__RECORDS FOR THIS TASK__:
━━━
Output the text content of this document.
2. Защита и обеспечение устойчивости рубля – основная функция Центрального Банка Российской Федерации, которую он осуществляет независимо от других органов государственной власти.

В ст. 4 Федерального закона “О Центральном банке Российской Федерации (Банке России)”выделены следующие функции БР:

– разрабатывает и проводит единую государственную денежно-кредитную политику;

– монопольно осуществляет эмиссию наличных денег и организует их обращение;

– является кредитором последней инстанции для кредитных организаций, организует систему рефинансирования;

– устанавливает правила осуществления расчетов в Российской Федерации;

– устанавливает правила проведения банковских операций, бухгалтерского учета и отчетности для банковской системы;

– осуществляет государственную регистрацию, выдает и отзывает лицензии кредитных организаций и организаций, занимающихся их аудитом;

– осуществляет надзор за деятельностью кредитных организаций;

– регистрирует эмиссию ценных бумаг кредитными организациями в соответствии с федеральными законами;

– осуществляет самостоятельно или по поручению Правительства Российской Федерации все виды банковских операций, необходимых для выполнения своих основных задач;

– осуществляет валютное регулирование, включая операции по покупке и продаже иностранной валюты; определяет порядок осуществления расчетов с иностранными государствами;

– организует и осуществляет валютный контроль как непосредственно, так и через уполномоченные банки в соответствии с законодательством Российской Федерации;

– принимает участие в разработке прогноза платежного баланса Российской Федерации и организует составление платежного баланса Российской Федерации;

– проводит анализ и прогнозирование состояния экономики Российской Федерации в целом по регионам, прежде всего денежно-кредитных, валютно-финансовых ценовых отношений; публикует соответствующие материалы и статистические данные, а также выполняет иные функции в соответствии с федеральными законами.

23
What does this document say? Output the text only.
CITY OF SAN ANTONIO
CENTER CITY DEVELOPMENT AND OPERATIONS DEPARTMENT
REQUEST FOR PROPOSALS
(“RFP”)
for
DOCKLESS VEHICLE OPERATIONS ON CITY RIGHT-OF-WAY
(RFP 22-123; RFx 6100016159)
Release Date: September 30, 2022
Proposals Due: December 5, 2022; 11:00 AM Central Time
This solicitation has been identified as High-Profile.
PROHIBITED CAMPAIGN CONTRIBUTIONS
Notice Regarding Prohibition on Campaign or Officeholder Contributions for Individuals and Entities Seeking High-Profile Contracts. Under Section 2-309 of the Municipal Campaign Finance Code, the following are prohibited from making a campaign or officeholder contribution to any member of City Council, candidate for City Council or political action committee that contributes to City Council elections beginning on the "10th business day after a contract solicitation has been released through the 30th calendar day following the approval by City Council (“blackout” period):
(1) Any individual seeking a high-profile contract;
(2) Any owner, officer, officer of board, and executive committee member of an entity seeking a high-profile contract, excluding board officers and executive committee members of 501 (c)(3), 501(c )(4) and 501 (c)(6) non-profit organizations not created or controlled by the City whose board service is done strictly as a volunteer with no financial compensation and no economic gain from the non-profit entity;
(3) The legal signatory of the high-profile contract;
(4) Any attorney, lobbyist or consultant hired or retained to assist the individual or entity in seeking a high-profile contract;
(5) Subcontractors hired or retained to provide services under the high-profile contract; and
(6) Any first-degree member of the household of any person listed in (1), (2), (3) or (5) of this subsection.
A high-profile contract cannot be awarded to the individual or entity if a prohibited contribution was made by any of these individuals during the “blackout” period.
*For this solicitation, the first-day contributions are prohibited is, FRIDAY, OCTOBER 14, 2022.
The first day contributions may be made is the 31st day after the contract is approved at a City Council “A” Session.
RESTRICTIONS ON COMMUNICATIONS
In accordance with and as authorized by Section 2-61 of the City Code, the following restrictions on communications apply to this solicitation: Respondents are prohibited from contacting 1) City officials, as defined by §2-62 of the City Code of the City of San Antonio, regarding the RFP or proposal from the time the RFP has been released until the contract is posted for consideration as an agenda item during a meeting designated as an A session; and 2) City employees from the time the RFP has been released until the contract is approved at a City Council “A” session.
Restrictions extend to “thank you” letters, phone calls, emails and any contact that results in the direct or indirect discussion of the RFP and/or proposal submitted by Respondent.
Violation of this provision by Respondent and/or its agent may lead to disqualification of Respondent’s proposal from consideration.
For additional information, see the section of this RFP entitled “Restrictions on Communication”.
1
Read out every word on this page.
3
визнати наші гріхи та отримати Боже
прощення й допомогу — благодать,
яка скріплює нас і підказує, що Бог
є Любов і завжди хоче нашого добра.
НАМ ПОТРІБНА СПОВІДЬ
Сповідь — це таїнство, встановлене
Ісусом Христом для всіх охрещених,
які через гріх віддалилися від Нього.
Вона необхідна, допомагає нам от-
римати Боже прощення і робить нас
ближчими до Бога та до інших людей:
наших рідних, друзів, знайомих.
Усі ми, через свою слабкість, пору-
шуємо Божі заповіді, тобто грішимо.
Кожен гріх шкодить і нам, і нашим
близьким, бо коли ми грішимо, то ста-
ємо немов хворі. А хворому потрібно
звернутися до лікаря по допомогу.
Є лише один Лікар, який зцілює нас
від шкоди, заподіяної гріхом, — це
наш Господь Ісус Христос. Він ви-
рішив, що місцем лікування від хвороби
━━━
__WHAT YOU NEED TO DO__: Transcribe the data. Leave every line exactly as it is.

__EXERCISE OUTPUT__:
Output the text content of this document.
2. Защита и обеспечение устойчивости рубля – основная функция Центрального Банка Российской Федерации, которую он осуществляет независимо от других органов государственной власти.

В ст. 4 Федерального закона “О Центральном банке Российской Федерации (Банке России)”выделены следующие функции БР:

– разрабатывает и проводит единую государственную денежно-кредитную политику;

– монопольно осуществляет эмиссию наличных денег и организует их обращение;

– является кредитором последней инстанции для кредитных организаций, организует систему рефинансирования;

– устанавливает правила осуществления расчетов в Российской Федерации;

– устанавливает правила проведения банковских операций, бухгалтерского учета и отчетности для банковской системы;

– осуществляет государственную регистрацию, выдает и отзывает лицензии кредитных организаций и организаций, занимающихся их аудитом;

– осуществляет надзор за деятельностью кредитных организаций;

– регистрирует эмиссию ценных бумаг кредитными организациями в соответствии с федеральными законами;

– осуществляет самостоятельно или по поручению Правительства Российской Федерации все виды банковских операций, необходимых для выполнения своих основных задач;

– осуществляет валютное регулирование, включая операции по покупке и продаже иностранной валюты; определяет порядок осуществления расчетов с иностранными государствами;

– организует и осуществляет валютный контроль как непосредственно, так и через уполномоченные банки в соответствии с законодательством Российской Федерации;

– принимает участие в разработке прогноза платежного баланса Российской Федерации и организует составление платежного баланса Российской Федерации;

– проводит анализ и прогнозирование состояния экономики Российской Федерации в целом по регионам, прежде всего денежно-кредитных, валютно-финансовых ценовых отношений; публикует соответствующие материалы и статистические данные, а также выполняет иные функции в соответствии с федеральными законами.

23
What does this document say? Output the text only.
CITY OF SAN ANTONIO
CENTER CITY DEVELOPMENT AND OPERATIONS DEPARTMENT
REQUEST FOR PROPOSALS
(“RFP”)
for
DOCKLESS VEHICLE OPERATIONS ON CITY RIGHT-OF-WAY
(RFP 22-123; RFx 6100016159)
Release Date: September 30, 2022
Proposals Due: December 5, 2022; 11:00 AM Central Time
This solicitation has been identified as High-Profile.
PROHIBITED CAMPAIGN CONTRIBUTIONS
Notice Regarding Prohibition on Campaign or Officeholder Contributions for Individuals and Entities Seeking High-Profile Contracts. Under Section 2-309 of the Municipal Campaign Finance Code, the following are prohibited from making a campaign or officeholder contribution to any member of City Council, candidate for City Council or political action committee that contributes to City Council elections beginning on the "10th business day after a contract solicitation has been released through the 30th calendar day following the approval by City Council (“blackout” period):
(1) Any individual seeking a high-profile contract;
(2) Any owner, officer, officer of board, and executive committee member of an entity seeking a high-profile contract, excluding board officers and executive committee members of 501 (c)(3), 501(c )(4) and 501 (c)(6) non-profit organizations not created or controlled by the City whose board service is done strictly as a volunteer with no financial compensation and no economic gain from the non-profit entity;
(3) The legal signatory of the high-profile contract;
(4) Any attorney, lobbyist or consultant hired or retained to assist the individual or entity in seeking a high-profile contract;
(5) Subcontractors hired or retained to provide services under the high-profile contract; and
(6) Any first-degree member of the household of any person listed in (1), (2), (3) or (5) of this subsection.
A high-profile contract cannot be awarded to the individual or entity if a prohibited contribution was made by any of these individuals during the “blackout” period.
*For this solicitation, the first-day contributions are prohibited is, FRIDAY, OCTOBER 14, 2022.
The first day contributions may be made is the 31st day after the contract is approved at a City Council “A” Session.
RESTRICTIONS ON COMMUNICATIONS
In accordance with and as authorized by Section 2-61 of the City Code, the following restrictions on communications apply to this solicitation: Respondents are prohibited from contacting 1) City officials, as defined by §2-62 of the City Code of the City of San Antonio, regarding the RFP or proposal from the time the RFP has been released until the contract is posted for consideration as an agenda item during a meeting designated as an A session; and 2) City employees from the time the RFP has been released until the contract is approved at a City Council “A” session.
Restrictions extend to “thank you” letters, phone calls, emails and any contact that results in the direct or indirect discussion of the RFP and/or proposal submitted by Respondent.
Violation of this provision by Respondent and/or its agent may lead to disqualification of Respondent’s proposal from consideration.
For additional information, see the section of this RFP entitled “Restrictions on Communication”.
1
Read out every word on this page.
3
визнати наші гріхи та отримати Боже
прощення й допомогу — благодать,
яка скріплює нас і підказує, що Бог
є Любов і завжди хоче нашого добра.
НАМ ПОТРІБНА СПОВІДЬ
Сповідь — це таїнство, встановлене
Ісусом Христом для всіх охрещених,
які через гріх віддалилися від Нього.
Вона необхідна, допомагає нам от-
римати Боже прощення і робить нас
ближчими до Бога та до інших людей:
наших рідних, друзів, знайомих.
Усі ми, через свою слабкість, пору-
шуємо Божі заповіді, тобто грішимо.
Кожен гріх шкодить і нам, і нашим
близьким, бо коли ми грішимо, то ста-
ємо немов хворі. А хворому потрібно
звернутися до лікаря по допомогу.
Є лише один Лікар, який зцілює нас
від шкоди, заподіяної гріхом, — це
наш Господь Ісус Христос. Він ви-
рішив, що місцем лікування від хвороби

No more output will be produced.